[start Data in this exercise]

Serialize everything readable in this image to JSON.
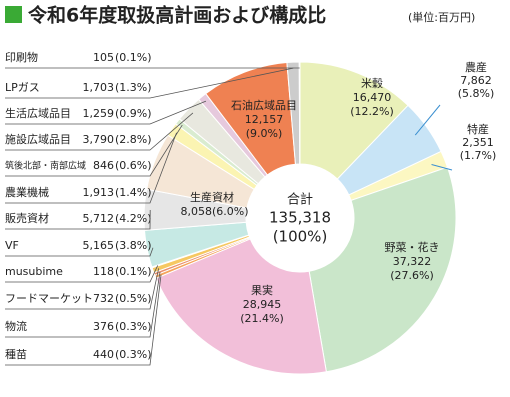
{
  "chart_data": {
    "type": "donut",
    "title": "令和6年度取扱高計画および構成比",
    "unit": "(単位:百万円)",
    "center": {
      "caption": "合計",
      "total": "135,318",
      "percent": "(100%)"
    },
    "categories": [
      "米穀",
      "農産",
      "特産",
      "野菜・花き",
      "果実",
      "種苗",
      "物流",
      "フードマーケット",
      "musubime",
      "VF",
      "販売資材",
      "生産資材",
      "農業機械",
      "筑後北部・南部広域",
      "施設広域品目",
      "生活広域品目",
      "石油広域品目",
      "LPガス",
      "印刷物"
    ],
    "values": [
      16470,
      7862,
      2351,
      37322,
      28945,
      440,
      376,
      732,
      118,
      5165,
      5712,
      8058,
      1913,
      846,
      3790,
      1259,
      12157,
      1703,
      105
    ],
    "value_labels": [
      "16,470",
      "7,862",
      "2,351",
      "37,322",
      "28,945",
      "440",
      "376",
      "732",
      "118",
      "5,165",
      "5,712",
      "8,058",
      "1,913",
      "846",
      "3,790",
      "1,259",
      "12,157",
      "1,703",
      "105"
    ],
    "percent_labels": [
      "(12.2%)",
      "(5.8%)",
      "(1.7%)",
      "(27.6%)",
      "(21.4%)",
      "(0.3%)",
      "(0.3%)",
      "(0.5%)",
      "(0.1%)",
      "(3.8%)",
      "(4.2%)",
      "(6.0%)",
      "(1.4%)",
      "(0.6%)",
      "(2.8%)",
      "(0.9%)",
      "(9.0%)",
      "(1.3%)",
      "(0.1%)"
    ],
    "colors": [
      "#e9f0b9",
      "#c8e4f6",
      "#fcf7c2",
      "#cae6c9",
      "#f2bfd9",
      "#f5a45c",
      "#e98f6d",
      "#f6c862",
      "#aab0d0",
      "#c6e9e4",
      "#e6e6e6",
      "#f5e6d6",
      "#fbf4b2",
      "#d9ecd0",
      "#e8e8df",
      "#e6c9dd",
      "#ef8152",
      "#cccccc",
      "#e2e2e2"
    ]
  }
}
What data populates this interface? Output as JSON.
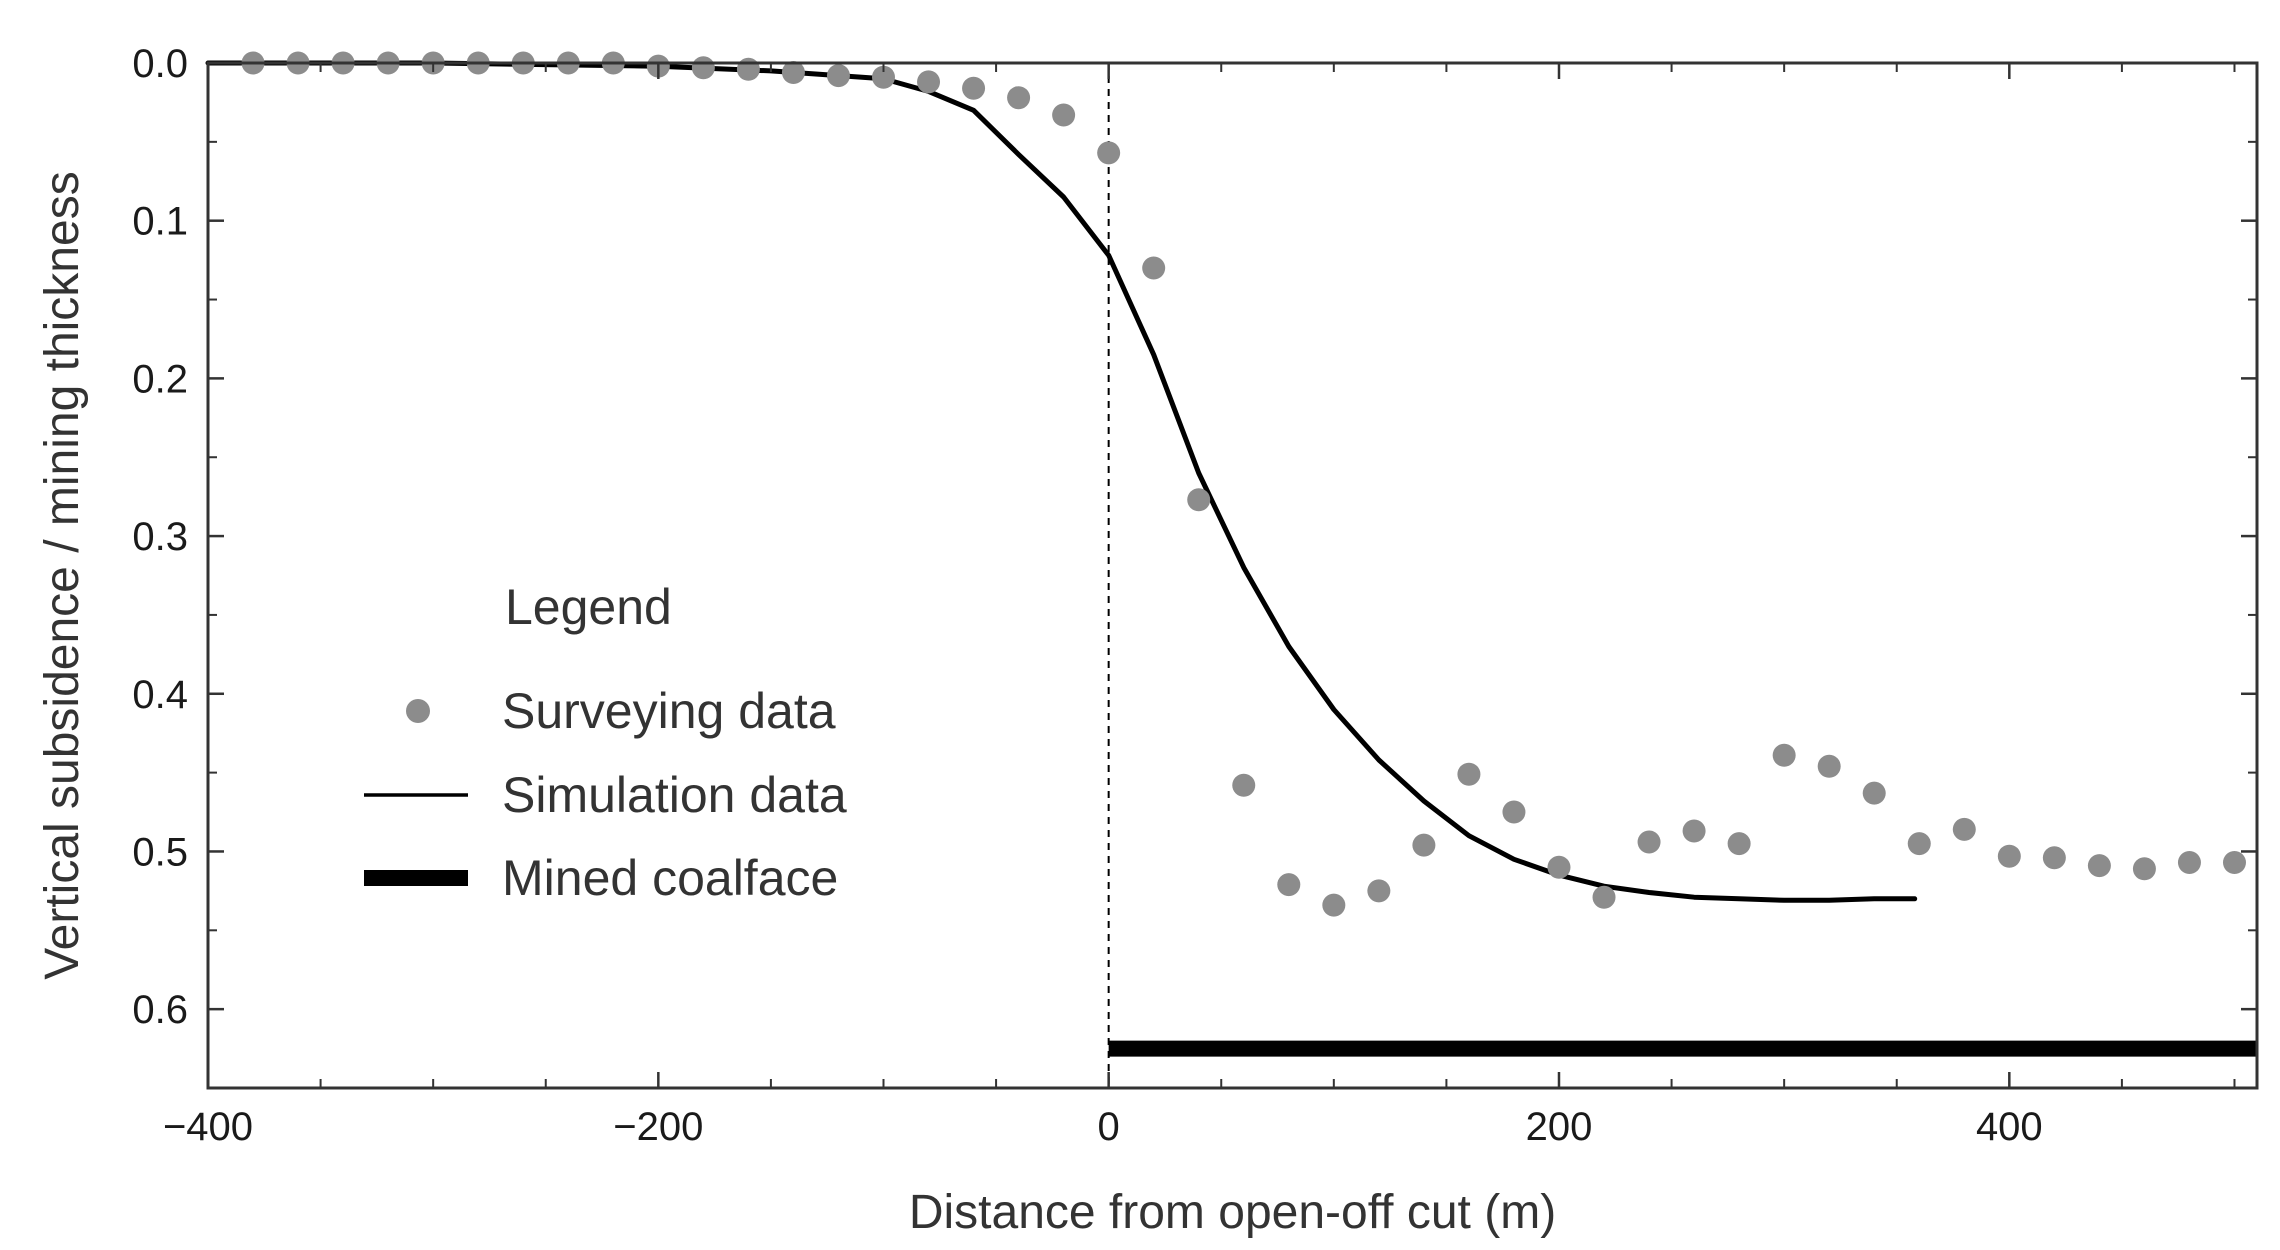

[end Data in this exercise]

*Task instructions*. All preceding records should be duplicated verbatim, images excepted.

*Result*.
Serialize everything readable in this image to JSON.
{
  "chart_data": {
    "type": "donut",
    "title": "令和6年度取扱高計画および構成比",
    "unit": "(単位:百万円)",
    "center": {
      "caption": "合計",
      "total": "135,318",
      "percent": "(100%)"
    },
    "categories": [
      "米穀",
      "農産",
      "特産",
      "野菜・花き",
      "果実",
      "種苗",
      "物流",
      "フードマーケット",
      "musubime",
      "VF",
      "販売資材",
      "生産資材",
      "農業機械",
      "筑後北部・南部広域",
      "施設広域品目",
      "生活広域品目",
      "石油広域品目",
      "LPガス",
      "印刷物"
    ],
    "values": [
      16470,
      7862,
      2351,
      37322,
      28945,
      440,
      376,
      732,
      118,
      5165,
      5712,
      8058,
      1913,
      846,
      3790,
      1259,
      12157,
      1703,
      105
    ],
    "value_labels": [
      "16,470",
      "7,862",
      "2,351",
      "37,322",
      "28,945",
      "440",
      "376",
      "732",
      "118",
      "5,165",
      "5,712",
      "8,058",
      "1,913",
      "846",
      "3,790",
      "1,259",
      "12,157",
      "1,703",
      "105"
    ],
    "percent_labels": [
      "(12.2%)",
      "(5.8%)",
      "(1.7%)",
      "(27.6%)",
      "(21.4%)",
      "(0.3%)",
      "(0.3%)",
      "(0.5%)",
      "(0.1%)",
      "(3.8%)",
      "(4.2%)",
      "(6.0%)",
      "(1.4%)",
      "(0.6%)",
      "(2.8%)",
      "(0.9%)",
      "(9.0%)",
      "(1.3%)",
      "(0.1%)"
    ],
    "colors": [
      "#e9f0b9",
      "#c8e4f6",
      "#fcf7c2",
      "#cae6c9",
      "#f2bfd9",
      "#f5a45c",
      "#e98f6d",
      "#f6c862",
      "#aab0d0",
      "#c6e9e4",
      "#e6e6e6",
      "#f5e6d6",
      "#fbf4b2",
      "#d9ecd0",
      "#e8e8df",
      "#e6c9dd",
      "#ef8152",
      "#cccccc",
      "#e2e2e2"
    ]
  }
}
What data populates this interface? Output as JSON.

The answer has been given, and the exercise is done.